## [Exercise objective]
Copy out all the lines where "Update" shows up.

## [Data to use]
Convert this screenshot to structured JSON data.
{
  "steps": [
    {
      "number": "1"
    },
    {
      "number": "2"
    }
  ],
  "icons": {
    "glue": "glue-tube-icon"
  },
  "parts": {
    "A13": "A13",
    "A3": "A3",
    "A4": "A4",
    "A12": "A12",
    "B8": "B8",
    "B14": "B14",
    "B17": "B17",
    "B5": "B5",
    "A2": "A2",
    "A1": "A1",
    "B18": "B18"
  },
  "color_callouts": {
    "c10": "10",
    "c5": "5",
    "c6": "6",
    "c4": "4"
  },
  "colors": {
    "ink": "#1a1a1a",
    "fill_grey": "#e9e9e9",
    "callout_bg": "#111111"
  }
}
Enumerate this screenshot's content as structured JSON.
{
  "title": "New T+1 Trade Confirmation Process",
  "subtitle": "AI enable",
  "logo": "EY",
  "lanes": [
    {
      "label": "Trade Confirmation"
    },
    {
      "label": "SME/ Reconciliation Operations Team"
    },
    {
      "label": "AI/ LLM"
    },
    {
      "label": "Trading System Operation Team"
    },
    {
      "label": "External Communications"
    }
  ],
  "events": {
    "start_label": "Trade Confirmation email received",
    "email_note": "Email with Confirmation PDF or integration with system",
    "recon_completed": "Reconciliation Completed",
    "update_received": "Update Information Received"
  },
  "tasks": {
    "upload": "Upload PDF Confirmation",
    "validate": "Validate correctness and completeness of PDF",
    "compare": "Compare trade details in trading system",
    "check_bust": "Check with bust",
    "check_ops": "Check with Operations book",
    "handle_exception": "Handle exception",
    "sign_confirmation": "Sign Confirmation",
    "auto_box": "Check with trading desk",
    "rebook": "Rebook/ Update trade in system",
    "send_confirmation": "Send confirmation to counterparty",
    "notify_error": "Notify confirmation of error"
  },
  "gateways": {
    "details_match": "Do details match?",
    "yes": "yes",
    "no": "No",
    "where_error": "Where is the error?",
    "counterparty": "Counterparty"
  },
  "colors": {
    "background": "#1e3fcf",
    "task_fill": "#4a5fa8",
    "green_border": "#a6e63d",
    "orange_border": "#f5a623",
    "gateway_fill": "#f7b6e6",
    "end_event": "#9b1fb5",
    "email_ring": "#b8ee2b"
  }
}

## [The completed task]
    "update_received": "Update Information Received"
    "rebook": "Rebook/ Update trade in system",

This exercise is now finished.